→ **What is expected**:
Work out how many lines of the data hold the string "drinking", and reply with that number alone.

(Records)

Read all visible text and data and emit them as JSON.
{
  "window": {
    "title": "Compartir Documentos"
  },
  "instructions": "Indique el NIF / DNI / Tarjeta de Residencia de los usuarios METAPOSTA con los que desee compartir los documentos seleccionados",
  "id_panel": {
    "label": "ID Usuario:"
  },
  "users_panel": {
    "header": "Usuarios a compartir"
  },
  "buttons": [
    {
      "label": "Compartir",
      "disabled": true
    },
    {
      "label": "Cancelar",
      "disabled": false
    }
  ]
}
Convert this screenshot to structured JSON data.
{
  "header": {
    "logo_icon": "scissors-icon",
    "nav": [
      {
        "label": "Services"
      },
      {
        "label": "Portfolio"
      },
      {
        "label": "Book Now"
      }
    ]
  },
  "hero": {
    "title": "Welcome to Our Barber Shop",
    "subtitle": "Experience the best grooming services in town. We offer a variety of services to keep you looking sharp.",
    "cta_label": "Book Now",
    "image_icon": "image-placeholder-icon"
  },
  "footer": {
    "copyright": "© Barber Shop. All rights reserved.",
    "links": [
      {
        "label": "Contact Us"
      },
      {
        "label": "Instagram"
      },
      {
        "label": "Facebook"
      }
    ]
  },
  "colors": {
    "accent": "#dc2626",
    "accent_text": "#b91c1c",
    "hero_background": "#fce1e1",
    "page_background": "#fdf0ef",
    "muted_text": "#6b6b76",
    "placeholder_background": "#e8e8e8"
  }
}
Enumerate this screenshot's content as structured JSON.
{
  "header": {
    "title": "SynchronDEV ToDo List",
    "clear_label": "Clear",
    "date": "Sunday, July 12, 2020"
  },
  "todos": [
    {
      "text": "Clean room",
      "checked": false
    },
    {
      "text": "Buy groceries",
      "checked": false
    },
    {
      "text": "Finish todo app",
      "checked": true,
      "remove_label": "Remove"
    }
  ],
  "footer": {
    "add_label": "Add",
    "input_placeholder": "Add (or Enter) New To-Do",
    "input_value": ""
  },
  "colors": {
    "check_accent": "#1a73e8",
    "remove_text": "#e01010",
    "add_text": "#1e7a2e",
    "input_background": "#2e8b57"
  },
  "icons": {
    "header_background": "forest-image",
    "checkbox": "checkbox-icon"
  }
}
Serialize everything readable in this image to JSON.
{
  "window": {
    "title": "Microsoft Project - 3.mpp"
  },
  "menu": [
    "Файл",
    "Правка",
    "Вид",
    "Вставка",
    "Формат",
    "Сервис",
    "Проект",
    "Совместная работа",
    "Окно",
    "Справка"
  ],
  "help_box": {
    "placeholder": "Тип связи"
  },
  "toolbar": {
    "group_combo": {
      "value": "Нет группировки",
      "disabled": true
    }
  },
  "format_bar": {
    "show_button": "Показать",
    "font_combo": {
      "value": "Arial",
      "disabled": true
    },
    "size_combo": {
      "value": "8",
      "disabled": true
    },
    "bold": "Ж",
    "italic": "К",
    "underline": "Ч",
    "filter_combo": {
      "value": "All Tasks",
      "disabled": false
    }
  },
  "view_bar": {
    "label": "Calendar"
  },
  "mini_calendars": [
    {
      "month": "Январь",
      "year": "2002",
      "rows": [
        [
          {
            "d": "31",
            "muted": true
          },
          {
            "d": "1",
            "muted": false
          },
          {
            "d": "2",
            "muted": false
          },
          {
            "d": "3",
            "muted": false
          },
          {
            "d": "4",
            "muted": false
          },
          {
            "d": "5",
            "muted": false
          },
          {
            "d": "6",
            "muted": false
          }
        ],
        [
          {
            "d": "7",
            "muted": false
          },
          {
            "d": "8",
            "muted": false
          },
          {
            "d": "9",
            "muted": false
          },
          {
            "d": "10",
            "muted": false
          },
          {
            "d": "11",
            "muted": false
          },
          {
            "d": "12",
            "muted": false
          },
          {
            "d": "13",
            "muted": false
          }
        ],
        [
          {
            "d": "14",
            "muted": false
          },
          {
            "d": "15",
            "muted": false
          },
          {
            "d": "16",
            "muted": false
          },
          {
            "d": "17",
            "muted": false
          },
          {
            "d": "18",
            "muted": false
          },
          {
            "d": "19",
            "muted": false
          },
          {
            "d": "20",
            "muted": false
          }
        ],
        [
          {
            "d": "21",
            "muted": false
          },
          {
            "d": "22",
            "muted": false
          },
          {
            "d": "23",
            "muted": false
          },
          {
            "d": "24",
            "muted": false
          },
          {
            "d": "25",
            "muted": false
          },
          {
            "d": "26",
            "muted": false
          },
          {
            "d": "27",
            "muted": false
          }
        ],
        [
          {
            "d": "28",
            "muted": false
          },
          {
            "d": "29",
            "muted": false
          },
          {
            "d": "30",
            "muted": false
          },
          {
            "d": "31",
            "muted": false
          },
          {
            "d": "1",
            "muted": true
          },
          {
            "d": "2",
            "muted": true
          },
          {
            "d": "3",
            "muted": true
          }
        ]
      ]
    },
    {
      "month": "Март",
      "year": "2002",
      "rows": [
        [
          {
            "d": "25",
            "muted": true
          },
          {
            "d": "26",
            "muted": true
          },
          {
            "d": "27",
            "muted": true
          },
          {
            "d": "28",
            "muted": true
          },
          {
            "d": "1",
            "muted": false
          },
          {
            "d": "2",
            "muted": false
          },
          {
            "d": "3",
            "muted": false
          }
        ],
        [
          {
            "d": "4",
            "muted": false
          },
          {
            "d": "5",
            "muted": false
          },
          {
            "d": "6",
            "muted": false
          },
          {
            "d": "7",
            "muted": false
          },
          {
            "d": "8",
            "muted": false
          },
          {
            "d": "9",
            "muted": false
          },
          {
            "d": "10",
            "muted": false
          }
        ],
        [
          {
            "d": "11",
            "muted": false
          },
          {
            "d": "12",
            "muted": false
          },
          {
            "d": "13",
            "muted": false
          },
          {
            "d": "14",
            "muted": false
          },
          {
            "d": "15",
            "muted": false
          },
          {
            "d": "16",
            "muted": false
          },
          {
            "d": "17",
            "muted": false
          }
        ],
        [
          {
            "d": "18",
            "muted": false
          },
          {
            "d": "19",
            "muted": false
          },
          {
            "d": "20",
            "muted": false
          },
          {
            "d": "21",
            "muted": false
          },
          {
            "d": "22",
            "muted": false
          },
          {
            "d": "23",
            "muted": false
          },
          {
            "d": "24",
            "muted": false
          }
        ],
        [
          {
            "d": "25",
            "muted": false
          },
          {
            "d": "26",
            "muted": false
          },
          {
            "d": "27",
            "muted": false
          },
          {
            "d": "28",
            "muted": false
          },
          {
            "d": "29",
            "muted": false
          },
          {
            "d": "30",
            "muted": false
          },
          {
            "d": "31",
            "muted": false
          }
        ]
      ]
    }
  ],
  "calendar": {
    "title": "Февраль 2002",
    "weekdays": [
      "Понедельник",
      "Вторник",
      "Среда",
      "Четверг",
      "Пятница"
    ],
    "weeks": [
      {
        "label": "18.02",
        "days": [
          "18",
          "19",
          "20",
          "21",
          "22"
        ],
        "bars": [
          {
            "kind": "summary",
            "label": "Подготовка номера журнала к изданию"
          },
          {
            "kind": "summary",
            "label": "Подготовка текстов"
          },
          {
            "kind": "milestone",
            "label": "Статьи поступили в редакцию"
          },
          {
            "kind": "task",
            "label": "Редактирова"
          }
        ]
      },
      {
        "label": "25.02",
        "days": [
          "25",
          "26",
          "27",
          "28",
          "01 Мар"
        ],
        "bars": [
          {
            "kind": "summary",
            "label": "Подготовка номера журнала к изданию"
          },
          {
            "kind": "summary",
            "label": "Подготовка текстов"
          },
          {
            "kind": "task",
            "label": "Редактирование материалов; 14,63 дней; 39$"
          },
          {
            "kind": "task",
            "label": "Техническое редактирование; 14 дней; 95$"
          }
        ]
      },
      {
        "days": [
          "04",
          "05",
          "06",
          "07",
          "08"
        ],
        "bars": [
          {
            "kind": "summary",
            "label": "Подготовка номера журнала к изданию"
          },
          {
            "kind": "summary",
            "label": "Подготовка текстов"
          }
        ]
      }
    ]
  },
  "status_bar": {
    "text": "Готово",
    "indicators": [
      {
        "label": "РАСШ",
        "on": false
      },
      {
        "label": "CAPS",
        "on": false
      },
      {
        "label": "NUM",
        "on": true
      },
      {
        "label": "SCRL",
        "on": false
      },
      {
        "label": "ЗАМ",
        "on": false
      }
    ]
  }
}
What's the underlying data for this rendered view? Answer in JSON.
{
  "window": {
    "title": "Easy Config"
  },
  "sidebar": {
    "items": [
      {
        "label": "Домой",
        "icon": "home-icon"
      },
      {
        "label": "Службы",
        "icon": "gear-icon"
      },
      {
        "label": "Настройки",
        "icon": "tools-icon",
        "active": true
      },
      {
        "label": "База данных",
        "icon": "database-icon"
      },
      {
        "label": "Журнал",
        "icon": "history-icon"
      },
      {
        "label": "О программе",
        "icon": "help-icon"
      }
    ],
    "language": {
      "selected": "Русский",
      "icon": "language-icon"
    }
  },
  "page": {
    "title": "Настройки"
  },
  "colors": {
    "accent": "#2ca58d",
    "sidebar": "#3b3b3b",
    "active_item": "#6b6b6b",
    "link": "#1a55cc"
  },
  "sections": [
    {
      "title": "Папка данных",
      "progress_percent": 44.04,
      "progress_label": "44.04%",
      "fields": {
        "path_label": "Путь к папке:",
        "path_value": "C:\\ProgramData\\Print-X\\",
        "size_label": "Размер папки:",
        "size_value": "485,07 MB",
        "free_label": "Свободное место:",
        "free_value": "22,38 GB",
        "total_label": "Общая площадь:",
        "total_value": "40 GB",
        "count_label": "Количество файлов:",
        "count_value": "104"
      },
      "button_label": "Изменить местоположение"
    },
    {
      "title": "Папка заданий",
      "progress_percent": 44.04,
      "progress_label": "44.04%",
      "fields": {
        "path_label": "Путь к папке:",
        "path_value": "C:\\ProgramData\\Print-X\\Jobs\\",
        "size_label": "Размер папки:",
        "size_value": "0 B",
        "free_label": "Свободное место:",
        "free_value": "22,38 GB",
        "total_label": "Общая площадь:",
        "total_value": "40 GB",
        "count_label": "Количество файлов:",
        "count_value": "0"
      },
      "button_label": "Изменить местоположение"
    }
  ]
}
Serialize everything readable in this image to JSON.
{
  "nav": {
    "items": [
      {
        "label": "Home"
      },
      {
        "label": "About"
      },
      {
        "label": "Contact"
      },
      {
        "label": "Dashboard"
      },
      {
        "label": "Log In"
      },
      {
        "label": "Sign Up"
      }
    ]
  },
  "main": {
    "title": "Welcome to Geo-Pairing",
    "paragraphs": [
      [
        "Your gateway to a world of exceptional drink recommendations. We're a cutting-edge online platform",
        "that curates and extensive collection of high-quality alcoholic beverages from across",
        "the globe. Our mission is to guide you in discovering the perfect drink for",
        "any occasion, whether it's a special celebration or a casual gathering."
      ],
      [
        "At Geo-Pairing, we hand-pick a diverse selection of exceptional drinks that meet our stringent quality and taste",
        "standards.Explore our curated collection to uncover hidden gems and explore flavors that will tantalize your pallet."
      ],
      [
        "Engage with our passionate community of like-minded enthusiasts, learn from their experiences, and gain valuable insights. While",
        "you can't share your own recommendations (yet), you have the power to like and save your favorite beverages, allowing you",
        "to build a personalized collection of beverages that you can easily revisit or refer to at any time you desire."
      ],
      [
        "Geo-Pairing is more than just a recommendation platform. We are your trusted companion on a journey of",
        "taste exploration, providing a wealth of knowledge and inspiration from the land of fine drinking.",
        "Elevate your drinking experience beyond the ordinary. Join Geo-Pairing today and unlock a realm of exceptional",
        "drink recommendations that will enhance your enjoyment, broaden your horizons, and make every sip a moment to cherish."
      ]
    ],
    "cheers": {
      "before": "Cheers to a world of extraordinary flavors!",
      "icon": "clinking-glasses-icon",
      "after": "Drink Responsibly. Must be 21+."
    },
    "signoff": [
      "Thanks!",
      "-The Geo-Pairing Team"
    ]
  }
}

→ **Response**:
2